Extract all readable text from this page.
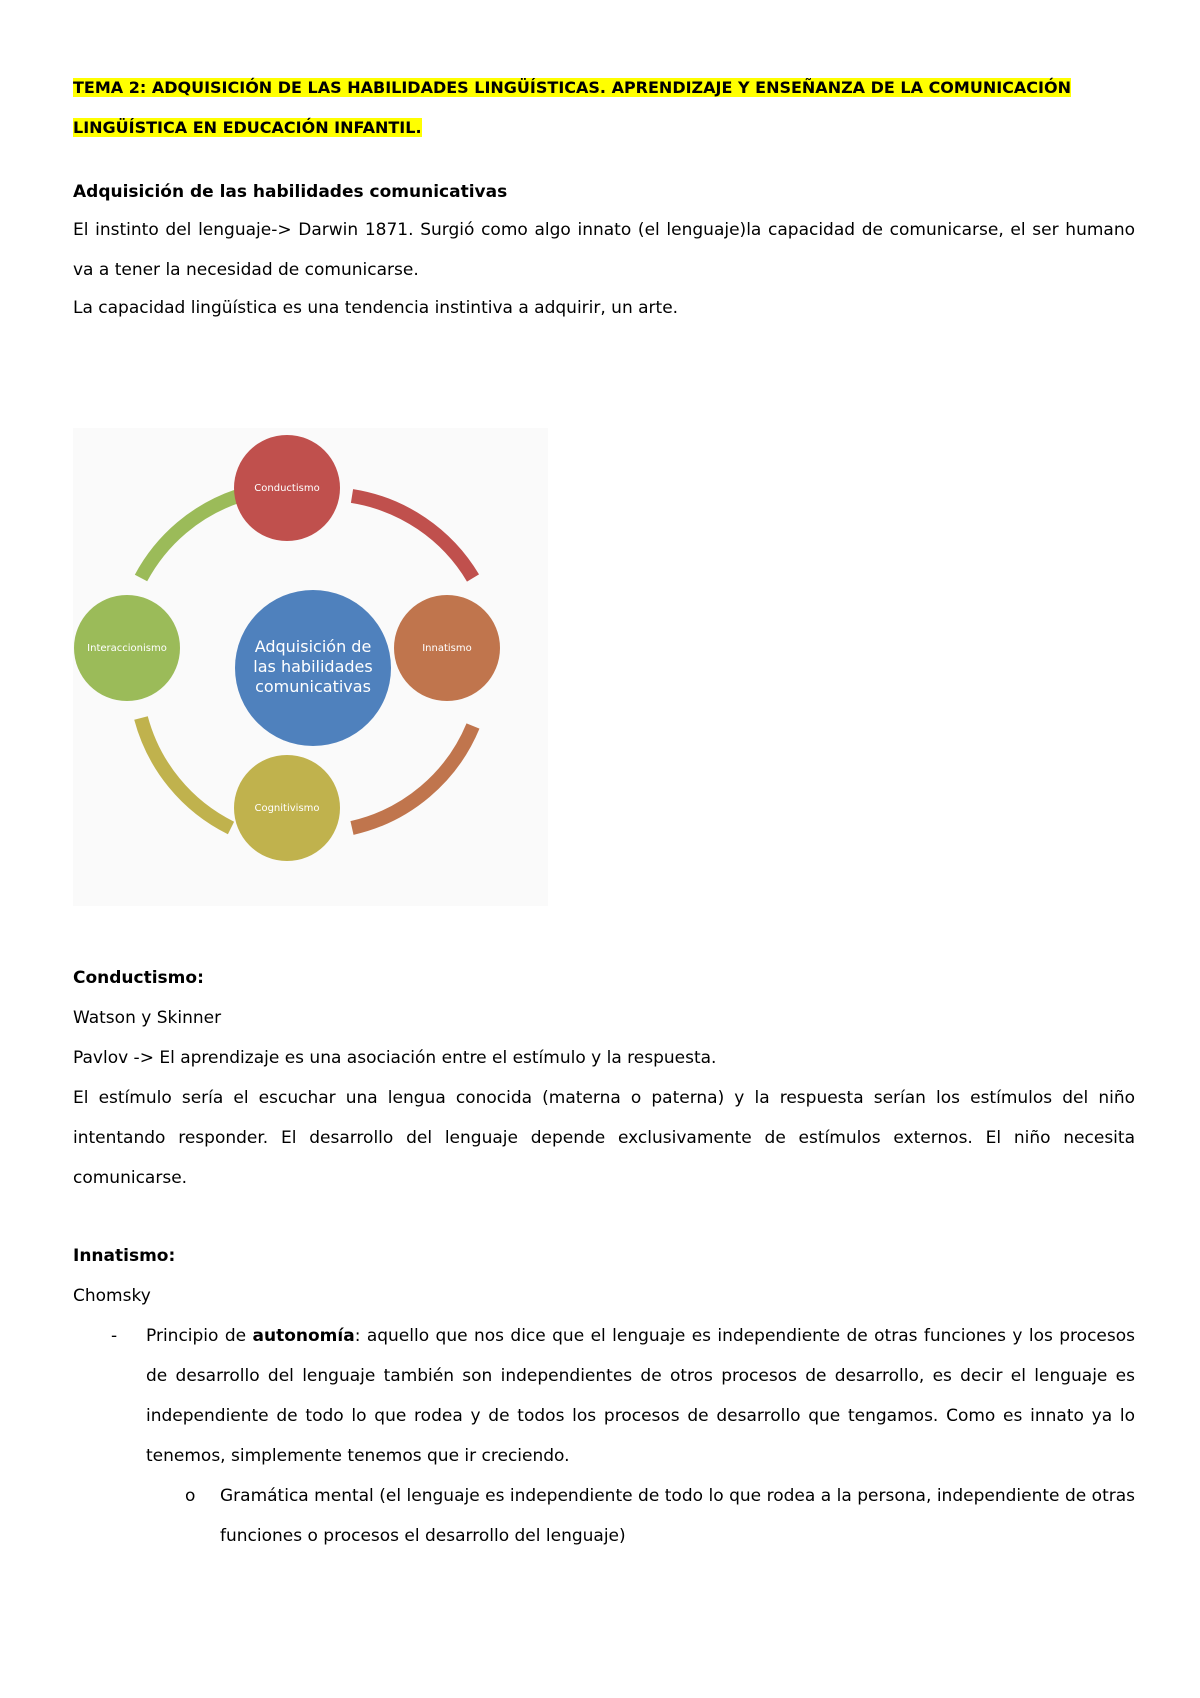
TEMA 2: ADQUISICIÓN DE LAS HABILIDADES LINGÜÍSTICAS. APRENDIZAJE Y ENSEÑANZA DE LA COMUNICACIÓN
LINGÜÍSTICA EN EDUCACIÓN INFANTIL.
Adquisición de las habilidades comunicativas
El instinto del lenguaje-> Darwin 1871. Surgió como algo innato (el lenguaje)la capacidad de comunicarse, el ser humano va a tener la necesidad de comunicarse.
La capacidad lingüística es una tendencia instintiva a adquirir, un arte.
Conductismo:
Watson y Skinner
Pavlov -> El aprendizaje es una asociación entre el estímulo y la respuesta.
El estímulo sería el escuchar una lengua conocida (materna o paterna) y la respuesta serían los estímulos del niño intentando responder. El desarrollo del lenguaje depende exclusivamente de estímulos externos. El niño necesita comunicarse.
Innatismo:
Chomsky
- Principio de autonomía: aquello que nos dice que el lenguaje es independiente de otras funciones y los procesos de desarrollo del lenguaje también son independientes de otros procesos de desarrollo, es decir el lenguaje es independiente de todo lo que rodea y de todos los procesos de desarrollo que tengamos. Como es innato ya lo tenemos, simplemente tenemos que ir creciendo.
o Gramática mental (el lenguaje es independiente de todo lo que rodea a la persona, independiente de otras funciones o procesos el desarrollo del lenguaje)
Adquisición de
las habilidades
comunicativas
Conductismo
Innatismo
Cognitivismo
Interaccionismo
■ ■ ■ ■ ■
THE TASK:
In the records, locate each line holding the string "respuesta" and copy it.

COMPLETED TASK:
Pavlov -> El aprendizaje es una asociación entre el estímulo y la respuesta.
El estímulo sería el escuchar una lengua conocida (materna o paterna) y la respuesta serían los estímulos del niño intentando responder. El desarrollo del lenguaje depende exclusivamente de estímulos externos. El niño necesita comunicarse.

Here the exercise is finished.